Stored data ::
☆ ☆ ☆ ☆ ☆

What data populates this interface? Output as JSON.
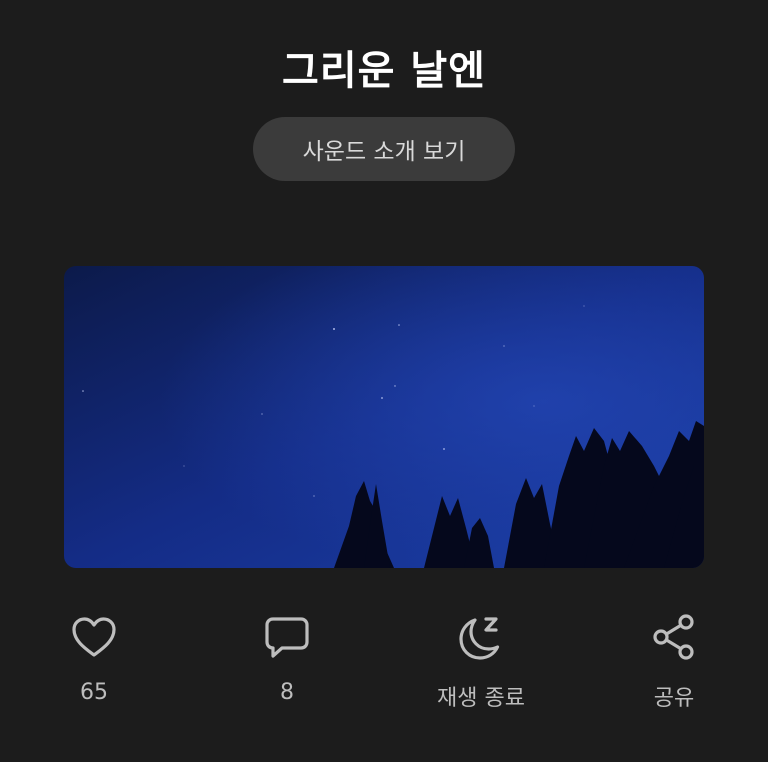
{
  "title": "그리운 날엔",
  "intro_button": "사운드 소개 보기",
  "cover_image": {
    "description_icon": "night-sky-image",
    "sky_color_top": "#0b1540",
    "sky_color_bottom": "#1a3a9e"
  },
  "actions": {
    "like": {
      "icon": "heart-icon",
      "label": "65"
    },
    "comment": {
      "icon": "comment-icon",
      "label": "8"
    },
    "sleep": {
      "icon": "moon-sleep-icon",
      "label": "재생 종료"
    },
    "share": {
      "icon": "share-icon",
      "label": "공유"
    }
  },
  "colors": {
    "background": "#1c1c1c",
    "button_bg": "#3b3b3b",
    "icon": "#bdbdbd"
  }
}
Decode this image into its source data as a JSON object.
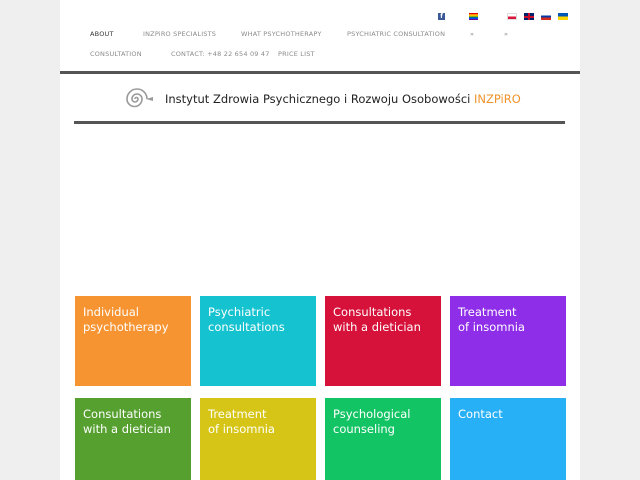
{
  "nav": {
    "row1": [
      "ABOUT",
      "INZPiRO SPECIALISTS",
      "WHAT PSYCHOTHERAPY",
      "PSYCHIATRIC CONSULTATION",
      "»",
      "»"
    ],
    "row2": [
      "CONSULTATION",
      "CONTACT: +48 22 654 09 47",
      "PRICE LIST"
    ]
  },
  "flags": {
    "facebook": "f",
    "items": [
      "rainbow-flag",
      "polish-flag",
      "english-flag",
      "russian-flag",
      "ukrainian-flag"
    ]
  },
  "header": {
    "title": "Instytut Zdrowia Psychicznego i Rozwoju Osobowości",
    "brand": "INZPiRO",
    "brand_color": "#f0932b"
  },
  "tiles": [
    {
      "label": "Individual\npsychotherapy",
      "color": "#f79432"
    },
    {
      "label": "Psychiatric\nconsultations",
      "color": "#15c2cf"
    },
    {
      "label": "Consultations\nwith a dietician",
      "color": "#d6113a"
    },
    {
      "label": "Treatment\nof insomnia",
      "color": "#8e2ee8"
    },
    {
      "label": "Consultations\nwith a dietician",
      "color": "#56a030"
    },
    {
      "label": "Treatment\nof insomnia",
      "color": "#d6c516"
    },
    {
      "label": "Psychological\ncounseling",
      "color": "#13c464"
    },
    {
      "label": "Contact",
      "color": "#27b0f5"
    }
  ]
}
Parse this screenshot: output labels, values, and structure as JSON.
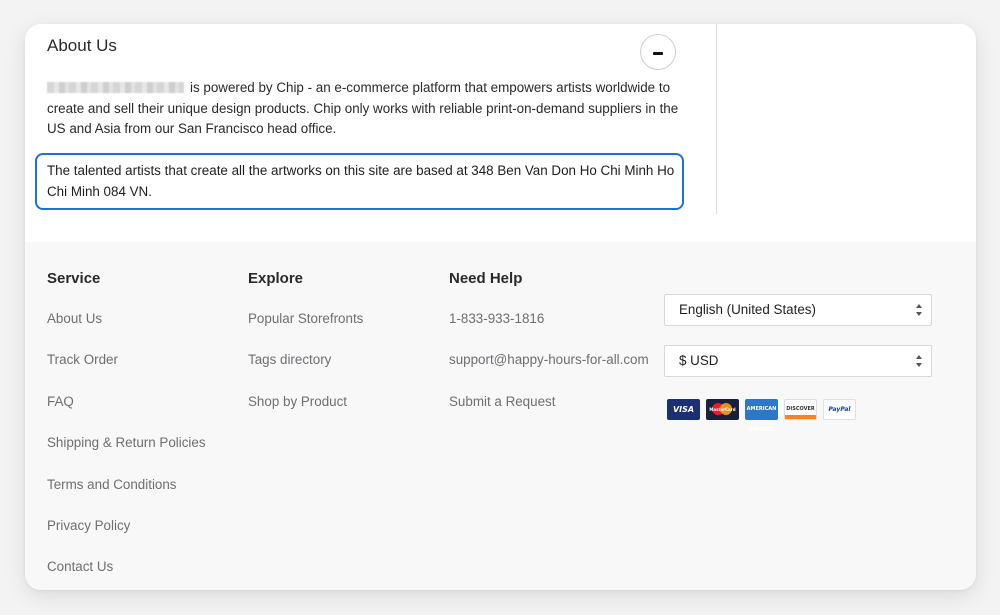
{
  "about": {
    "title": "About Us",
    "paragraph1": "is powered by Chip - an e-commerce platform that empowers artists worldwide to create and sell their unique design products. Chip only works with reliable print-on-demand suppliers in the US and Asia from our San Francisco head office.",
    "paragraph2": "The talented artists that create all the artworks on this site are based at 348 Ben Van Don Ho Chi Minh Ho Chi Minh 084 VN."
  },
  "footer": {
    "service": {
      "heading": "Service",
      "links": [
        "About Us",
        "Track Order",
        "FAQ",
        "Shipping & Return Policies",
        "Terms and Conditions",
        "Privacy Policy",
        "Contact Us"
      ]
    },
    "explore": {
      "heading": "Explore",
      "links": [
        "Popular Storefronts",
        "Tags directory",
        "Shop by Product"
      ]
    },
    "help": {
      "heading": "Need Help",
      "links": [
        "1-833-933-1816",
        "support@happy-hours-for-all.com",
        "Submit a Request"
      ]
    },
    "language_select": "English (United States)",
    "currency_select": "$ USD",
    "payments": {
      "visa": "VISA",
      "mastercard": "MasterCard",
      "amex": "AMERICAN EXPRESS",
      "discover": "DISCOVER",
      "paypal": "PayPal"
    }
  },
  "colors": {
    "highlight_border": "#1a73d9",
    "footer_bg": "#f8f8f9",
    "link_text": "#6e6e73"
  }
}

☆ ☆ ☆ ☆ ☆

To be done :: Reproduce the full listing faithfully, but do not carry over any pictures.

Task output ::
What data populates this interface? Output as JSON.
{
  "title": "그리운 날엔",
  "intro_button": "사운드 소개 보기",
  "cover_image": {
    "description_icon": "night-sky-image",
    "sky_color_top": "#0b1540",
    "sky_color_bottom": "#1a3a9e"
  },
  "actions": {
    "like": {
      "icon": "heart-icon",
      "label": "65"
    },
    "comment": {
      "icon": "comment-icon",
      "label": "8"
    },
    "sleep": {
      "icon": "moon-sleep-icon",
      "label": "재생 종료"
    },
    "share": {
      "icon": "share-icon",
      "label": "공유"
    }
  },
  "colors": {
    "background": "#1c1c1c",
    "button_bg": "#3b3b3b",
    "icon": "#bdbdbd"
  }
}
Decode this image into its source data as a JSON object.
{
  "nav": {
    "row1": [
      "ABOUT",
      "INZPiRO SPECIALISTS",
      "WHAT PSYCHOTHERAPY",
      "PSYCHIATRIC CONSULTATION",
      "»",
      "»"
    ],
    "row2": [
      "CONSULTATION",
      "CONTACT: +48 22 654 09 47",
      "PRICE LIST"
    ]
  },
  "flags": {
    "facebook": "f",
    "items": [
      "rainbow-flag",
      "polish-flag",
      "english-flag",
      "russian-flag",
      "ukrainian-flag"
    ]
  },
  "header": {
    "title": "Instytut Zdrowia Psychicznego i Rozwoju Osobowości",
    "brand": "INZPiRO",
    "brand_color": "#f0932b"
  },
  "tiles": [
    {
      "label": "Individual\npsychotherapy",
      "color": "#f79432"
    },
    {
      "label": "Psychiatric\nconsultations",
      "color": "#15c2cf"
    },
    {
      "label": "Consultations\nwith a dietician",
      "color": "#d6113a"
    },
    {
      "label": "Treatment\nof insomnia",
      "color": "#8e2ee8"
    },
    {
      "label": "Consultations\nwith a dietician",
      "color": "#56a030"
    },
    {
      "label": "Treatment\nof insomnia",
      "color": "#d6c516"
    },
    {
      "label": "Psychological\ncounseling",
      "color": "#13c464"
    },
    {
      "label": "Contact",
      "color": "#27b0f5"
    }
  ]
}
Parse this screenshot: output labels, values, and structure as JSON.
{
  "about": {
    "title": "About Us",
    "paragraph1": "is powered by Chip - an e-commerce platform that empowers artists worldwide to create and sell their unique design products. Chip only works with reliable print-on-demand suppliers in the US and Asia from our San Francisco head office.",
    "paragraph2": "The talented artists that create all the artworks on this site are based at 348 Ben Van Don Ho Chi Minh Ho Chi Minh 084 VN."
  },
  "footer": {
    "service": {
      "heading": "Service",
      "links": [
        "About Us",
        "Track Order",
        "FAQ",
        "Shipping & Return Policies",
        "Terms and Conditions",
        "Privacy Policy",
        "Contact Us"
      ]
    },
    "explore": {
      "heading": "Explore",
      "links": [
        "Popular Storefronts",
        "Tags directory",
        "Shop by Product"
      ]
    },
    "help": {
      "heading": "Need Help",
      "links": [
        "1-833-933-1816",
        "support@happy-hours-for-all.com",
        "Submit a Request"
      ]
    },
    "language_select": "English (United States)",
    "currency_select": "$ USD",
    "payments": {
      "visa": "VISA",
      "mastercard": "MasterCard",
      "amex": "AMERICAN EXPRESS",
      "discover": "DISCOVER",
      "paypal": "PayPal"
    }
  },
  "colors": {
    "highlight_border": "#1a73d9",
    "footer_bg": "#f8f8f9",
    "link_text": "#6e6e73"
  }
}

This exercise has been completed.